▶ _Short task_
Retype everything in the listing, leaving each line exactly as it is.

* Begin Given records *

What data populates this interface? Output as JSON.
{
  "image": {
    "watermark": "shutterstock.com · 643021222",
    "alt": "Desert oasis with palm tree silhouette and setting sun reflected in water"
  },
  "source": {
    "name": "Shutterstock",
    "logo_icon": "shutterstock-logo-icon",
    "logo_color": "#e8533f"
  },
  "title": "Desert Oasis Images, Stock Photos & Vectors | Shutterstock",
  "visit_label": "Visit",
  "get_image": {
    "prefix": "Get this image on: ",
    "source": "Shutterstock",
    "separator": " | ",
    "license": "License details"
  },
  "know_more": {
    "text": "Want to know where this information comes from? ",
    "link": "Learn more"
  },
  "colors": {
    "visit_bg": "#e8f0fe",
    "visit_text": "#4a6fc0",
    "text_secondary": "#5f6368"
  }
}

* End Given records *

▶ _Task output_
What data populates this interface? Output as JSON.
{
  "image": {
    "watermark": "shutterstock.com · 643021222",
    "alt": "Desert oasis with palm tree silhouette and setting sun reflected in water"
  },
  "source": {
    "name": "Shutterstock",
    "logo_icon": "shutterstock-logo-icon",
    "logo_color": "#e8533f"
  },
  "title": "Desert Oasis Images, Stock Photos & Vectors | Shutterstock",
  "visit_label": "Visit",
  "get_image": {
    "prefix": "Get this image on: ",
    "source": "Shutterstock",
    "separator": " | ",
    "license": "License details"
  },
  "know_more": {
    "text": "Want to know where this information comes from? ",
    "link": "Learn more"
  },
  "colors": {
    "visit_bg": "#e8f0fe",
    "visit_text": "#4a6fc0",
    "text_secondary": "#5f6368"
  }
}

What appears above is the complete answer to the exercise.